» **DATA LINES**:
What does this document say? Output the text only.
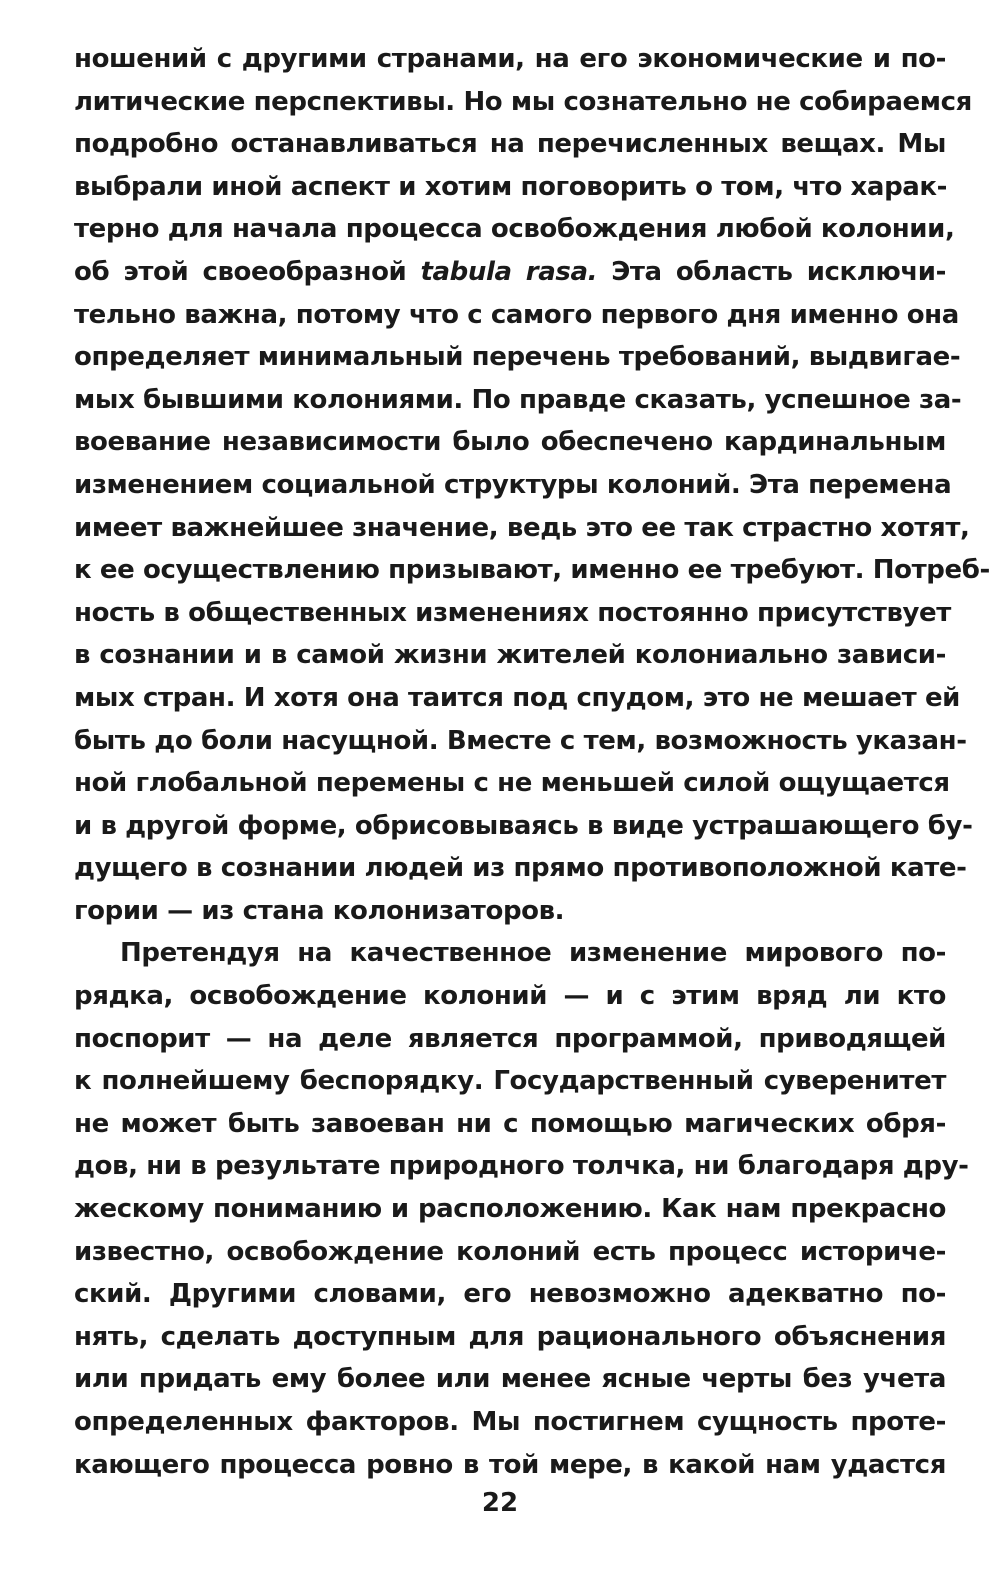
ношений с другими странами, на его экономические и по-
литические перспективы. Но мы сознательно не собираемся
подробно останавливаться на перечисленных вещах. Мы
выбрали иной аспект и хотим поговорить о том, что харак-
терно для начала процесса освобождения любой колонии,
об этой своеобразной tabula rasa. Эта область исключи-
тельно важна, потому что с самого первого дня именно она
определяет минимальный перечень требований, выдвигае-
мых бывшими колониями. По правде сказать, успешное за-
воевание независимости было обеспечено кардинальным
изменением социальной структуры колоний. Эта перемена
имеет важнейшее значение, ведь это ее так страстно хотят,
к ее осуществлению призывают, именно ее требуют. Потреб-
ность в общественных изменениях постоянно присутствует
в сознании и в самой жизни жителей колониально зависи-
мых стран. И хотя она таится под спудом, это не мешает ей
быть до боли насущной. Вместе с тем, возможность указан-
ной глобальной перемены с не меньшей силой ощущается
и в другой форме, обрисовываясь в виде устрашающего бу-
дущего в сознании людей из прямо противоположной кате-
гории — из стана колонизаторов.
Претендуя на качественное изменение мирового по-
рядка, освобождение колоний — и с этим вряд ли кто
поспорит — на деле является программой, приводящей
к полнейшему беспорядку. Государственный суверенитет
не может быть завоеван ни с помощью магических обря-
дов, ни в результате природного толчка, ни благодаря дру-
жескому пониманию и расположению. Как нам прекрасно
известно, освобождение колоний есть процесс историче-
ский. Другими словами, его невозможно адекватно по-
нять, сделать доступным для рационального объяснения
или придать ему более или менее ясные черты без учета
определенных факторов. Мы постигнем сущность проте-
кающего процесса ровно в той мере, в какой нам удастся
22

» **SET PROBLEM**: The data above should be repeated exactly, minus any pictures.

» **RIGHT ANSWER**:
What does this document say? Output the text only.
ношений с другими странами, на его экономические и по-
литические перспективы. Но мы сознательно не собираемся
подробно останавливаться на перечисленных вещах. Мы
выбрали иной аспект и хотим поговорить о том, что харак-
терно для начала процесса освобождения любой колонии,
об этой своеобразной tabula rasa. Эта область исключи-
тельно важна, потому что с самого первого дня именно она
определяет минимальный перечень требований, выдвигае-
мых бывшими колониями. По правде сказать, успешное за-
воевание независимости было обеспечено кардинальным
изменением социальной структуры колоний. Эта перемена
имеет важнейшее значение, ведь это ее так страстно хотят,
к ее осуществлению призывают, именно ее требуют. Потреб-
ность в общественных изменениях постоянно присутствует
в сознании и в самой жизни жителей колониально зависи-
мых стран. И хотя она таится под спудом, это не мешает ей
быть до боли насущной. Вместе с тем, возможность указан-
ной глобальной перемены с не меньшей силой ощущается
и в другой форме, обрисовываясь в виде устрашающего бу-
дущего в сознании людей из прямо противоположной кате-
гории — из стана колонизаторов.
Претендуя на качественное изменение мирового по-
рядка, освобождение колоний — и с этим вряд ли кто
поспорит — на деле является программой, приводящей
к полнейшему беспорядку. Государственный суверенитет
не может быть завоеван ни с помощью магических обря-
дов, ни в результате природного толчка, ни благодаря дру-
жескому пониманию и расположению. Как нам прекрасно
известно, освобождение колоний есть процесс историче-
ский. Другими словами, его невозможно адекватно по-
нять, сделать доступным для рационального объяснения
или придать ему более или менее ясные черты без учета
определенных факторов. Мы постигнем сущность проте-
кающего процесса ровно в той мере, в какой нам удастся
22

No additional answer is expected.